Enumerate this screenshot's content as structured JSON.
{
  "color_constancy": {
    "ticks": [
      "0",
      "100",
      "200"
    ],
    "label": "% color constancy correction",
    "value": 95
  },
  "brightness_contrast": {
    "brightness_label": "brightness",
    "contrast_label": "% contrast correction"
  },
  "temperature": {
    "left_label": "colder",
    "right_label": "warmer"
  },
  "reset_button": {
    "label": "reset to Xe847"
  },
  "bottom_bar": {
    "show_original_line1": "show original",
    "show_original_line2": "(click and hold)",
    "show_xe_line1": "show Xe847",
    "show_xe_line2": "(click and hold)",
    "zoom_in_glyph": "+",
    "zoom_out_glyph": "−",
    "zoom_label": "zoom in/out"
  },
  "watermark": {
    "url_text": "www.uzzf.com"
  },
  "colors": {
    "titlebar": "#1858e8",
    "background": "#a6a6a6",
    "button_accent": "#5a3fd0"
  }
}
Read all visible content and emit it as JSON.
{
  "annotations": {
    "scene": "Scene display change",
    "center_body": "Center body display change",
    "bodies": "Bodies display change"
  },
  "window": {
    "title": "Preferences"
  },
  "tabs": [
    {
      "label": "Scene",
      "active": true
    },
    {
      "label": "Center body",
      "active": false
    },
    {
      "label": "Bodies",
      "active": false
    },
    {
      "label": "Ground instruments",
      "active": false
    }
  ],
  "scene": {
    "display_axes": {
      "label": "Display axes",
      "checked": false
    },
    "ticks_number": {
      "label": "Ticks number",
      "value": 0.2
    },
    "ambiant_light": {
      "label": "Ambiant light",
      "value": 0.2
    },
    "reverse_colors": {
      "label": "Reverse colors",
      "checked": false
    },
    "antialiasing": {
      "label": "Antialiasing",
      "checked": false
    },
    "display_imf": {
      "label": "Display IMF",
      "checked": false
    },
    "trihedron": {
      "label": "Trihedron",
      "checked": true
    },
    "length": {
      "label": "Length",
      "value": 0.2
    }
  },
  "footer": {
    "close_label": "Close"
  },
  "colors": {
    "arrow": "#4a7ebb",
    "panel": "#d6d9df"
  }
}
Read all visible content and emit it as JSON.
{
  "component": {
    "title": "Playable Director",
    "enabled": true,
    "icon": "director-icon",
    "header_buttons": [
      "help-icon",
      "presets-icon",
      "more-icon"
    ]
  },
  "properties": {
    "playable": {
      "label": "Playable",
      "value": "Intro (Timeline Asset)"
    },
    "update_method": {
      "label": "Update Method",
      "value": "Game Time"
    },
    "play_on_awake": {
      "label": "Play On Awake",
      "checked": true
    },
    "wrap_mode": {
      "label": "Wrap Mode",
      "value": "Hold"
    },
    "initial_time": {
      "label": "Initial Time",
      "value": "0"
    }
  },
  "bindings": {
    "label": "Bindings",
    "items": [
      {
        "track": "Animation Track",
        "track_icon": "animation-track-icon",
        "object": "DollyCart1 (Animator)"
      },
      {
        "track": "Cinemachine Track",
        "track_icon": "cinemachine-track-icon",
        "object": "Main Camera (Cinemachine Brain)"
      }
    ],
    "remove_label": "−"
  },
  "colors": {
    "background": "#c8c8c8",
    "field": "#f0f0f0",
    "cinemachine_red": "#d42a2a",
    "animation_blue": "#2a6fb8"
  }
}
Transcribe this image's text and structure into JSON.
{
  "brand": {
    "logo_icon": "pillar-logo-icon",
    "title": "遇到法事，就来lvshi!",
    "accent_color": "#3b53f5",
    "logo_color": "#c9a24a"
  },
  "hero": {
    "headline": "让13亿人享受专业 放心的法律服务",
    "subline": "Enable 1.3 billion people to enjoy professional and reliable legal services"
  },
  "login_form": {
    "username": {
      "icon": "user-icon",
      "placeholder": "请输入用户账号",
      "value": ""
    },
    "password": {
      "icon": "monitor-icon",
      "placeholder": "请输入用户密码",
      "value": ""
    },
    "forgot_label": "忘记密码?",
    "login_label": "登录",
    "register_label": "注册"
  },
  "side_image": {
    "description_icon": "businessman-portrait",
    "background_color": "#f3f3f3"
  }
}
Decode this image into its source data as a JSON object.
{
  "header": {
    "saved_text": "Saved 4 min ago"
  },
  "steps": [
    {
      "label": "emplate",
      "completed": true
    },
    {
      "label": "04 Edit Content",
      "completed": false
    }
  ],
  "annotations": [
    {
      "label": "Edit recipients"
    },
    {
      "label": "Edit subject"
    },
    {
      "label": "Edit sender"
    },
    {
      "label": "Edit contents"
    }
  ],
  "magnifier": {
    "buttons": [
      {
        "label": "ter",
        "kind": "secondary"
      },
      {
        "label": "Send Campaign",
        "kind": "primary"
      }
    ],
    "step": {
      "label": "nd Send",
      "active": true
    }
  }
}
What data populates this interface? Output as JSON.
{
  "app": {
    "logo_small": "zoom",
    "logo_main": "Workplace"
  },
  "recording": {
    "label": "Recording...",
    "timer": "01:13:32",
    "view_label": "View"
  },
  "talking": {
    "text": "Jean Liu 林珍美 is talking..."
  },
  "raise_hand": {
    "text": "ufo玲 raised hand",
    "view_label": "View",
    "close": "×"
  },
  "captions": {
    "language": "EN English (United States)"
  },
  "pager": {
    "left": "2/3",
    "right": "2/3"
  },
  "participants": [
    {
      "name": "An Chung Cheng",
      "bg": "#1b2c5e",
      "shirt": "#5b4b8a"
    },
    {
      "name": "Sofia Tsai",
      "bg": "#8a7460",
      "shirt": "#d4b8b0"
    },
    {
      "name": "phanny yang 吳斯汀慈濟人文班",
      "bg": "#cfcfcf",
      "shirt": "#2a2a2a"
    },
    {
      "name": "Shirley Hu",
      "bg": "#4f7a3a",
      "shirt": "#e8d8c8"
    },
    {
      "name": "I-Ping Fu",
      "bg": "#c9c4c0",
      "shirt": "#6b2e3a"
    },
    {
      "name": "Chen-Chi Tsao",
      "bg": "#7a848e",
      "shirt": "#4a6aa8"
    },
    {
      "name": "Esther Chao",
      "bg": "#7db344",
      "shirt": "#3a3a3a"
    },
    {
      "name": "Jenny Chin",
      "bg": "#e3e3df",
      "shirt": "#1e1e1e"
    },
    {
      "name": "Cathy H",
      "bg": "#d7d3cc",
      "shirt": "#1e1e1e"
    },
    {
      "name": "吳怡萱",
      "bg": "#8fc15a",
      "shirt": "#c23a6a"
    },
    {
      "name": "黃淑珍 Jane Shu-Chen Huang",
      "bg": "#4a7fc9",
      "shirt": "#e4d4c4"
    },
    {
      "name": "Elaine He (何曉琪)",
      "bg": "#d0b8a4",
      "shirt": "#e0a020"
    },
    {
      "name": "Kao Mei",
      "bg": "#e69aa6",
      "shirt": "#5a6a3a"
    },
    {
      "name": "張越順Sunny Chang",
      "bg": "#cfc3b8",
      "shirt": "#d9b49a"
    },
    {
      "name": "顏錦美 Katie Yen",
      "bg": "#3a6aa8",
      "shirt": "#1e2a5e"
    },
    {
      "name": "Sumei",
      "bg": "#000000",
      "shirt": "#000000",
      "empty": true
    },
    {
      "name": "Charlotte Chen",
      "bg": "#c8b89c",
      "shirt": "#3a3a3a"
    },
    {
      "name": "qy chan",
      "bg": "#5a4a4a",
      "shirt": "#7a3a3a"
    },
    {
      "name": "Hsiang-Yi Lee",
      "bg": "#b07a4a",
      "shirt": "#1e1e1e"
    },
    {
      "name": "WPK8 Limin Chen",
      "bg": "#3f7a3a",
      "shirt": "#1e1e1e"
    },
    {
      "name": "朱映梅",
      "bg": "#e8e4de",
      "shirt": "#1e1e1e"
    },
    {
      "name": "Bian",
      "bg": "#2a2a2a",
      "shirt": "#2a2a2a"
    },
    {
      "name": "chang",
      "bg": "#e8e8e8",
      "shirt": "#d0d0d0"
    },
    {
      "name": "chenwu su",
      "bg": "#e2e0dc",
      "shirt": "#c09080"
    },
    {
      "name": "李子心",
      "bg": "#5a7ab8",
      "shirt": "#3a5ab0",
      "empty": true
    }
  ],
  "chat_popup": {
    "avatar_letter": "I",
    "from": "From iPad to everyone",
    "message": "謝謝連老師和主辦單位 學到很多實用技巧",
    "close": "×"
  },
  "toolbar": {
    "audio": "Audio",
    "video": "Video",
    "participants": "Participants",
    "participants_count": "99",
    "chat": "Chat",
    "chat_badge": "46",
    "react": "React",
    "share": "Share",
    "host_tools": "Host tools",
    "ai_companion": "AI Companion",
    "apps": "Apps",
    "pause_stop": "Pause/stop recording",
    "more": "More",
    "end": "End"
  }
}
=======
[WHAT YOU SHOULD DO] Take each line of the material that contains the word "Center" and list it.

[CORRECT OUTPUT]
    "center_body": "Center body display change",
      "label": "Center body",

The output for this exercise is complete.